Fragmento -
Algunos dicen que fue el escritor y crítico musical Lester Bangs, quien usó la palabra “poseur” para describir a algunos artistas glam rock de los años 70, como David Bowie o Alice Cooper, a quienes acusaba de ser falsos y comerciales. Otros dicen que fue el cantante y guitarrista Ted Nugent, quien se autoproclamó como el “único verdadero rey del rock and roll” y criticó duramente a las bandas punk y new wave por ser “posers” que no sabían tocar sus instrumentos. Lo cierto es que estos términos se han usado desde entonces para etiquetar y descalificar a diferentes grupos y subgéneros dentro del rock.

Los posers son reconocidos por su estética llamativa y ostentosa, sus atuendos exagerados y su actitud vacía, a menudo se adhieren a estereotipos superficiales del rock sin comprender la esencia del género, pueden ser vistos en conciertos con camisetas de bandas famosas sin conocer siquiera una canción de ellas, buscan la aprobación social, pero carecen de la autenticidad que los True defienden con pasión.

Los posers son el blanco favorito de las burlas y los insultos de los True, quienes los consideran unos impostores que manchan el nombre del rock. Los True tienen una lista negra de bandas y artistas que consideran posers, como Bon Jovi, Nickelback, Avril Lavigne o Limp Bizkit y también tienen un radar especial para detectar a los posers en su entorno. Algunas preguntas típicas que les hacen son:

¿Cuál es tu álbum favorito de Black Sabbath y por qué?
¿Cuál es la historia detrás de la portada del álbum “Appetite for Destruction”?
¿Qué conoces sobre la escena del rock progresivo de los años 70 y puedes mencionar tres álbumes icónicos de ese período?
¿Puedes explicar la diferencia entre el hair metal y el thrash metal, y mencionar bandas representativas de cada estilo?

Si no sabes las respuestas, entonces eres un poser.

Un ejemplo clásico de poser es el personaje de Marty McFly en la película Volver al Futuro, quien se pone una chaqueta roja de cuero, unos lentes oscuros y una guitarra eléctrica para impresionar a su madre en el pasado. Sin embargo, cuando intenta tocar Johnny B. Goode de Chuck Berry, termina haciendo un solo desastroso que deja al público boquiabierto y confundido y termina su actuación con la frase famosa “sus hijos amarán esto”.
Otro ejemplo más reciente es el caso de Justin Bieber, quien en 2015 sorprendió a sus fans al aparecer con una camiseta de Metallica en un programa de televisión, los seguidores de la banda de thrash metal no tardaron en criticar al cantante pop por su falta de respeto y conocimiento del género.

Tarea obligatoria 1 -
Responde estas preguntas sobre el texto de los posers del rock:
(a) ¿Qué dos artistas del glam rock se nombran como ejemplo de los que Lester Bangs describía con la palabra "poseur"?
(b) ¿Qué canción intenta tocar Marty McFly y de quién es?
(c) ¿En qué año apareció Justin Bieber con una camiseta de Metallica en un programa de televisión?
Tarea obligatoria 2 - Sigue escribiendo el texto de los posers del rock a partir de su última oración.

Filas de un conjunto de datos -
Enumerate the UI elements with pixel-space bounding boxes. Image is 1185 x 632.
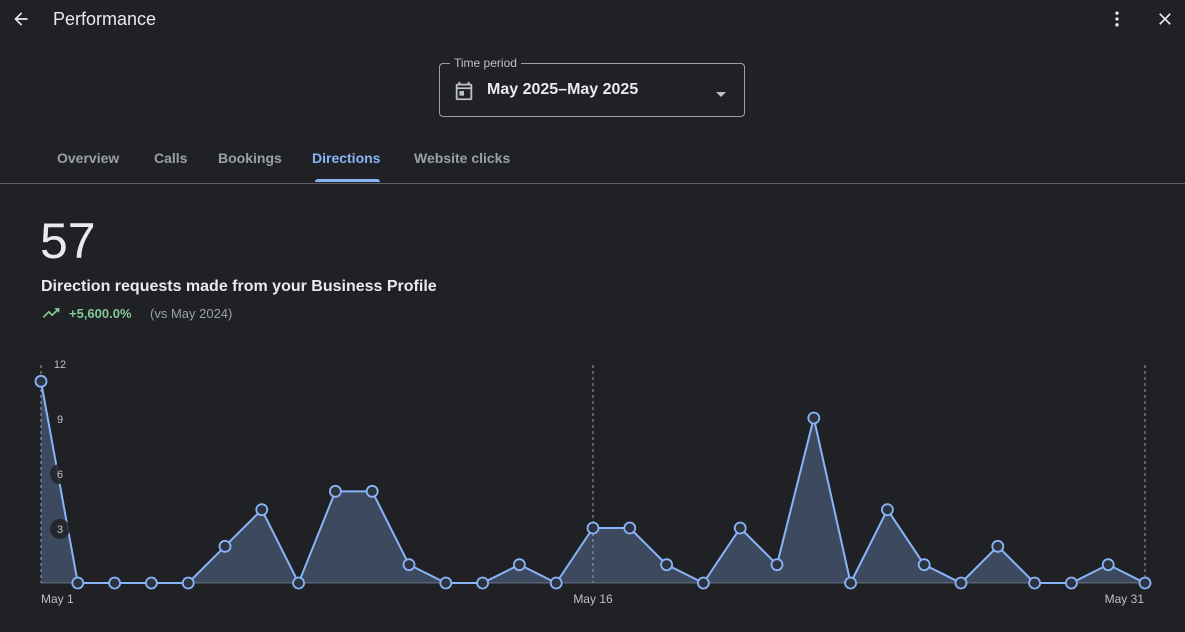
tab-bar: Overview Calls Bookings Directions Websi… <box>0 140 1185 184</box>
data-point <box>292 576 306 590</box>
tab-directions[interactable]: Directions <box>312 150 381 166</box>
data-point <box>1101 558 1115 572</box>
data-point <box>733 521 747 535</box>
y-tick-label: 12 <box>54 359 66 371</box>
tab-overview[interactable]: Overview <box>57 150 120 166</box>
top-bar: Performance <box>0 0 1185 38</box>
data-point <box>549 576 563 590</box>
x-tick-label: May 31 <box>1105 592 1145 606</box>
page-title: Performance <box>53 9 157 29</box>
data-point <box>807 411 821 425</box>
y-tick-label: 6 <box>57 469 63 481</box>
y-tick-label: 3 <box>57 524 63 536</box>
data-point <box>770 558 784 572</box>
calendar-icon <box>453 80 475 107</box>
data-point <box>328 484 342 498</box>
time-period-value: May 2025–May 2025 <box>487 81 639 98</box>
data-point <box>34 374 48 388</box>
change-comparison: (vs May 2024) <box>150 306 233 321</box>
data-point <box>402 558 416 572</box>
y-tick-badge <box>50 464 70 484</box>
data-point <box>1138 576 1152 590</box>
data-point <box>476 576 490 590</box>
trending-up-icon <box>41 306 61 323</box>
total-count: 57 <box>40 213 96 269</box>
data-point <box>255 503 269 517</box>
arrow-back-icon[interactable] <box>3 1 39 37</box>
data-point <box>181 576 195 590</box>
data-point <box>917 558 931 572</box>
tab-bookings[interactable]: Bookings <box>218 150 282 166</box>
data-point <box>108 576 121 590</box>
metric-description: Direction requests made from your Busine… <box>41 278 437 295</box>
data-point <box>660 558 673 572</box>
close-icon[interactable] <box>1147 1 1183 37</box>
y-tick-label: 9 <box>57 414 63 426</box>
data-point <box>586 521 600 535</box>
active-tab-indicator <box>315 179 380 182</box>
x-tick-label: May 16 <box>573 592 613 606</box>
data-point <box>71 576 85 590</box>
x-tick-label: May 1 <box>41 592 74 606</box>
data-point <box>1028 576 1041 590</box>
data-point <box>844 576 857 590</box>
directions-chart: 3 6 9 12 May 1 May 16 May 31 <box>34 359 1152 606</box>
data-point <box>513 558 526 572</box>
tab-website-clicks[interactable]: Website clicks <box>414 150 511 166</box>
data-point <box>697 576 710 590</box>
series-area <box>41 381 1145 583</box>
data-point <box>954 576 968 590</box>
data-point <box>365 484 379 498</box>
change-percentage: +5,600.0% <box>69 306 132 321</box>
data-point <box>144 576 158 590</box>
data-point <box>991 539 1005 553</box>
time-period-label: Time period <box>450 56 521 70</box>
data-point <box>439 576 453 590</box>
y-tick-badge <box>50 519 70 539</box>
more-vert-icon[interactable] <box>1099 1 1135 37</box>
tab-calls[interactable]: Calls <box>154 150 188 166</box>
data-point <box>881 503 894 517</box>
time-period-select[interactable]: Time period May 2025–May 2025 <box>439 56 745 117</box>
data-point <box>218 539 232 553</box>
arrow-drop-down-icon <box>715 86 727 104</box>
data-point <box>1065 576 1078 590</box>
data-point <box>623 521 637 535</box>
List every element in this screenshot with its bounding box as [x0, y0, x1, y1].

Respuesta escrita 1 -
(a) David Bowie y Alice Cooper.
(b) Johnny B. Goode, de Chuck Berry.
(c) En 2015.

Respuesta escrita 2 -
Por su parte los True, son los guardianes del espíritu rockero En el otro extremo de la batalla, quienes han dedicado su vida al rock. Estos verdaderos amantes del género tienen un conocimiento profundo de la música y su historia. Se identifican con la rebeldía, la energía y los valores que caracterizan al rock. Los True no solo visten camisetas de bandas, sino que conocen las letras, las influencias y las historias detrás de cada canción. Para ellos, el rock es un estilo de vida y una forma de expresión inquebrantable.

Los True se sienten orgullosos de su lealtad y su criterio musical. Ellos saben distinguir el buen rock del mal rock, y no se dejan engañar por las modas o las tendencias. Los True tienen una lista de bandas y artistas que consideran verdaderos, como Led Zeppelin, Black Sabbath, Iron Maiden o Metallica. Los True también tienen un código de honor que los obliga a defender el rock ante cualquier amenaza. Algunas reglas que siguen son:

Nunca escuchar música pop, reggaeton o trap.
Nunca criticar a una banda de rock sin haber escuchado al menos tres discos suyos.
Nunca vender o regalar una camiseta, un disco o un póster de una banda de rock.

Si no cumples estas reglas (o cualquier otra que se les ocurra), entonces no eres un True.

Un ejemplo emblemático de True es el músico Euronymous, fundador de la banda noruega Mayhem y pionero del black metal. Euronymous era tan fiel a sus ideales que llegó a afirmar que solo las personas que habían cometido crímenes podían ser consideradas verdaderos metaleros. Su fanatismo lo llevó a tener una rivalidad mortal con otro músico llamado Varg Vikernes, quien terminó asesinándolo en 1993.

Otro ejemplo más moderno es el caso de Dave Grohl, ex baterista de Nirvana y líder actual de Foo Fighters. Grohl es considerado uno de los músicos más respetados y versátiles del rock contemporáneo. Su pasión por el género lo ha llevado a colaborar con artistas como Queens of the Stone Age, Tenacious D, Paul McCartney y David Bowie.

La lucha por la autenticidad: La confrontación entre posers y True es una batalla cultural que se desarrolla tanto en las redes sociales como en el mundo real. Las disputas en foros y comentarios de YouTube pueden ser épicas o a veces despiadas llenas de insultos y de argumentos con o sin razón, ambas partes defienden apasionadamente su perspectiva, arrojando datos y anécdotas para afirmar su superioridad, pero es importante recordar que en el fondo, ambas facciones comparten el amor por la música y su deseo de ser parte de una comunidad que los acepte.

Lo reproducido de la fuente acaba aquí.